• [SET EXERCISE] Leaving out the pictures, transcribe all of the records faithfully.

-.-.-

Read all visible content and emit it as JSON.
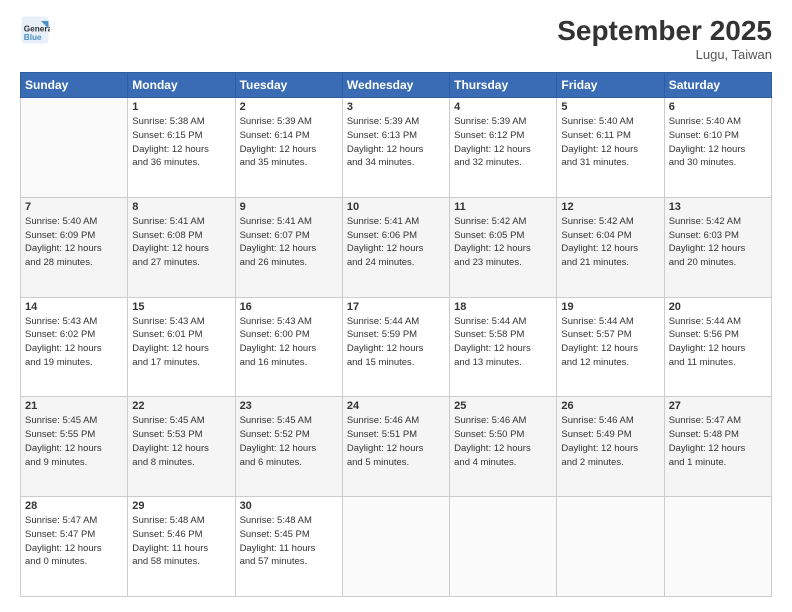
{
  "header": {
    "logo_line1": "General",
    "logo_line2": "Blue",
    "month": "September 2025",
    "location": "Lugu, Taiwan"
  },
  "weekdays": [
    "Sunday",
    "Monday",
    "Tuesday",
    "Wednesday",
    "Thursday",
    "Friday",
    "Saturday"
  ],
  "weeks": [
    [
      {
        "day": "",
        "info": ""
      },
      {
        "day": "1",
        "info": "Sunrise: 5:38 AM\nSunset: 6:15 PM\nDaylight: 12 hours\nand 36 minutes."
      },
      {
        "day": "2",
        "info": "Sunrise: 5:39 AM\nSunset: 6:14 PM\nDaylight: 12 hours\nand 35 minutes."
      },
      {
        "day": "3",
        "info": "Sunrise: 5:39 AM\nSunset: 6:13 PM\nDaylight: 12 hours\nand 34 minutes."
      },
      {
        "day": "4",
        "info": "Sunrise: 5:39 AM\nSunset: 6:12 PM\nDaylight: 12 hours\nand 32 minutes."
      },
      {
        "day": "5",
        "info": "Sunrise: 5:40 AM\nSunset: 6:11 PM\nDaylight: 12 hours\nand 31 minutes."
      },
      {
        "day": "6",
        "info": "Sunrise: 5:40 AM\nSunset: 6:10 PM\nDaylight: 12 hours\nand 30 minutes."
      }
    ],
    [
      {
        "day": "7",
        "info": "Sunrise: 5:40 AM\nSunset: 6:09 PM\nDaylight: 12 hours\nand 28 minutes."
      },
      {
        "day": "8",
        "info": "Sunrise: 5:41 AM\nSunset: 6:08 PM\nDaylight: 12 hours\nand 27 minutes."
      },
      {
        "day": "9",
        "info": "Sunrise: 5:41 AM\nSunset: 6:07 PM\nDaylight: 12 hours\nand 26 minutes."
      },
      {
        "day": "10",
        "info": "Sunrise: 5:41 AM\nSunset: 6:06 PM\nDaylight: 12 hours\nand 24 minutes."
      },
      {
        "day": "11",
        "info": "Sunrise: 5:42 AM\nSunset: 6:05 PM\nDaylight: 12 hours\nand 23 minutes."
      },
      {
        "day": "12",
        "info": "Sunrise: 5:42 AM\nSunset: 6:04 PM\nDaylight: 12 hours\nand 21 minutes."
      },
      {
        "day": "13",
        "info": "Sunrise: 5:42 AM\nSunset: 6:03 PM\nDaylight: 12 hours\nand 20 minutes."
      }
    ],
    [
      {
        "day": "14",
        "info": "Sunrise: 5:43 AM\nSunset: 6:02 PM\nDaylight: 12 hours\nand 19 minutes."
      },
      {
        "day": "15",
        "info": "Sunrise: 5:43 AM\nSunset: 6:01 PM\nDaylight: 12 hours\nand 17 minutes."
      },
      {
        "day": "16",
        "info": "Sunrise: 5:43 AM\nSunset: 6:00 PM\nDaylight: 12 hours\nand 16 minutes."
      },
      {
        "day": "17",
        "info": "Sunrise: 5:44 AM\nSunset: 5:59 PM\nDaylight: 12 hours\nand 15 minutes."
      },
      {
        "day": "18",
        "info": "Sunrise: 5:44 AM\nSunset: 5:58 PM\nDaylight: 12 hours\nand 13 minutes."
      },
      {
        "day": "19",
        "info": "Sunrise: 5:44 AM\nSunset: 5:57 PM\nDaylight: 12 hours\nand 12 minutes."
      },
      {
        "day": "20",
        "info": "Sunrise: 5:44 AM\nSunset: 5:56 PM\nDaylight: 12 hours\nand 11 minutes."
      }
    ],
    [
      {
        "day": "21",
        "info": "Sunrise: 5:45 AM\nSunset: 5:55 PM\nDaylight: 12 hours\nand 9 minutes."
      },
      {
        "day": "22",
        "info": "Sunrise: 5:45 AM\nSunset: 5:53 PM\nDaylight: 12 hours\nand 8 minutes."
      },
      {
        "day": "23",
        "info": "Sunrise: 5:45 AM\nSunset: 5:52 PM\nDaylight: 12 hours\nand 6 minutes."
      },
      {
        "day": "24",
        "info": "Sunrise: 5:46 AM\nSunset: 5:51 PM\nDaylight: 12 hours\nand 5 minutes."
      },
      {
        "day": "25",
        "info": "Sunrise: 5:46 AM\nSunset: 5:50 PM\nDaylight: 12 hours\nand 4 minutes."
      },
      {
        "day": "26",
        "info": "Sunrise: 5:46 AM\nSunset: 5:49 PM\nDaylight: 12 hours\nand 2 minutes."
      },
      {
        "day": "27",
        "info": "Sunrise: 5:47 AM\nSunset: 5:48 PM\nDaylight: 12 hours\nand 1 minute."
      }
    ],
    [
      {
        "day": "28",
        "info": "Sunrise: 5:47 AM\nSunset: 5:47 PM\nDaylight: 12 hours\nand 0 minutes."
      },
      {
        "day": "29",
        "info": "Sunrise: 5:48 AM\nSunset: 5:46 PM\nDaylight: 11 hours\nand 58 minutes."
      },
      {
        "day": "30",
        "info": "Sunrise: 5:48 AM\nSunset: 5:45 PM\nDaylight: 11 hours\nand 57 minutes."
      },
      {
        "day": "",
        "info": ""
      },
      {
        "day": "",
        "info": ""
      },
      {
        "day": "",
        "info": ""
      },
      {
        "day": "",
        "info": ""
      }
    ]
  ]
}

-.-.-

• [THE COMPLETED TASK]
Read all visible content and emit it as JSON.
{
  "header": {
    "logo_line1": "General",
    "logo_line2": "Blue",
    "month": "September 2025",
    "location": "Lugu, Taiwan"
  },
  "weekdays": [
    "Sunday",
    "Monday",
    "Tuesday",
    "Wednesday",
    "Thursday",
    "Friday",
    "Saturday"
  ],
  "weeks": [
    [
      {
        "day": "",
        "info": ""
      },
      {
        "day": "1",
        "info": "Sunrise: 5:38 AM\nSunset: 6:15 PM\nDaylight: 12 hours\nand 36 minutes."
      },
      {
        "day": "2",
        "info": "Sunrise: 5:39 AM\nSunset: 6:14 PM\nDaylight: 12 hours\nand 35 minutes."
      },
      {
        "day": "3",
        "info": "Sunrise: 5:39 AM\nSunset: 6:13 PM\nDaylight: 12 hours\nand 34 minutes."
      },
      {
        "day": "4",
        "info": "Sunrise: 5:39 AM\nSunset: 6:12 PM\nDaylight: 12 hours\nand 32 minutes."
      },
      {
        "day": "5",
        "info": "Sunrise: 5:40 AM\nSunset: 6:11 PM\nDaylight: 12 hours\nand 31 minutes."
      },
      {
        "day": "6",
        "info": "Sunrise: 5:40 AM\nSunset: 6:10 PM\nDaylight: 12 hours\nand 30 minutes."
      }
    ],
    [
      {
        "day": "7",
        "info": "Sunrise: 5:40 AM\nSunset: 6:09 PM\nDaylight: 12 hours\nand 28 minutes."
      },
      {
        "day": "8",
        "info": "Sunrise: 5:41 AM\nSunset: 6:08 PM\nDaylight: 12 hours\nand 27 minutes."
      },
      {
        "day": "9",
        "info": "Sunrise: 5:41 AM\nSunset: 6:07 PM\nDaylight: 12 hours\nand 26 minutes."
      },
      {
        "day": "10",
        "info": "Sunrise: 5:41 AM\nSunset: 6:06 PM\nDaylight: 12 hours\nand 24 minutes."
      },
      {
        "day": "11",
        "info": "Sunrise: 5:42 AM\nSunset: 6:05 PM\nDaylight: 12 hours\nand 23 minutes."
      },
      {
        "day": "12",
        "info": "Sunrise: 5:42 AM\nSunset: 6:04 PM\nDaylight: 12 hours\nand 21 minutes."
      },
      {
        "day": "13",
        "info": "Sunrise: 5:42 AM\nSunset: 6:03 PM\nDaylight: 12 hours\nand 20 minutes."
      }
    ],
    [
      {
        "day": "14",
        "info": "Sunrise: 5:43 AM\nSunset: 6:02 PM\nDaylight: 12 hours\nand 19 minutes."
      },
      {
        "day": "15",
        "info": "Sunrise: 5:43 AM\nSunset: 6:01 PM\nDaylight: 12 hours\nand 17 minutes."
      },
      {
        "day": "16",
        "info": "Sunrise: 5:43 AM\nSunset: 6:00 PM\nDaylight: 12 hours\nand 16 minutes."
      },
      {
        "day": "17",
        "info": "Sunrise: 5:44 AM\nSunset: 5:59 PM\nDaylight: 12 hours\nand 15 minutes."
      },
      {
        "day": "18",
        "info": "Sunrise: 5:44 AM\nSunset: 5:58 PM\nDaylight: 12 hours\nand 13 minutes."
      },
      {
        "day": "19",
        "info": "Sunrise: 5:44 AM\nSunset: 5:57 PM\nDaylight: 12 hours\nand 12 minutes."
      },
      {
        "day": "20",
        "info": "Sunrise: 5:44 AM\nSunset: 5:56 PM\nDaylight: 12 hours\nand 11 minutes."
      }
    ],
    [
      {
        "day": "21",
        "info": "Sunrise: 5:45 AM\nSunset: 5:55 PM\nDaylight: 12 hours\nand 9 minutes."
      },
      {
        "day": "22",
        "info": "Sunrise: 5:45 AM\nSunset: 5:53 PM\nDaylight: 12 hours\nand 8 minutes."
      },
      {
        "day": "23",
        "info": "Sunrise: 5:45 AM\nSunset: 5:52 PM\nDaylight: 12 hours\nand 6 minutes."
      },
      {
        "day": "24",
        "info": "Sunrise: 5:46 AM\nSunset: 5:51 PM\nDaylight: 12 hours\nand 5 minutes."
      },
      {
        "day": "25",
        "info": "Sunrise: 5:46 AM\nSunset: 5:50 PM\nDaylight: 12 hours\nand 4 minutes."
      },
      {
        "day": "26",
        "info": "Sunrise: 5:46 AM\nSunset: 5:49 PM\nDaylight: 12 hours\nand 2 minutes."
      },
      {
        "day": "27",
        "info": "Sunrise: 5:47 AM\nSunset: 5:48 PM\nDaylight: 12 hours\nand 1 minute."
      }
    ],
    [
      {
        "day": "28",
        "info": "Sunrise: 5:47 AM\nSunset: 5:47 PM\nDaylight: 12 hours\nand 0 minutes."
      },
      {
        "day": "29",
        "info": "Sunrise: 5:48 AM\nSunset: 5:46 PM\nDaylight: 11 hours\nand 58 minutes."
      },
      {
        "day": "30",
        "info": "Sunrise: 5:48 AM\nSunset: 5:45 PM\nDaylight: 11 hours\nand 57 minutes."
      },
      {
        "day": "",
        "info": ""
      },
      {
        "day": "",
        "info": ""
      },
      {
        "day": "",
        "info": ""
      },
      {
        "day": "",
        "info": ""
      }
    ]
  ]
}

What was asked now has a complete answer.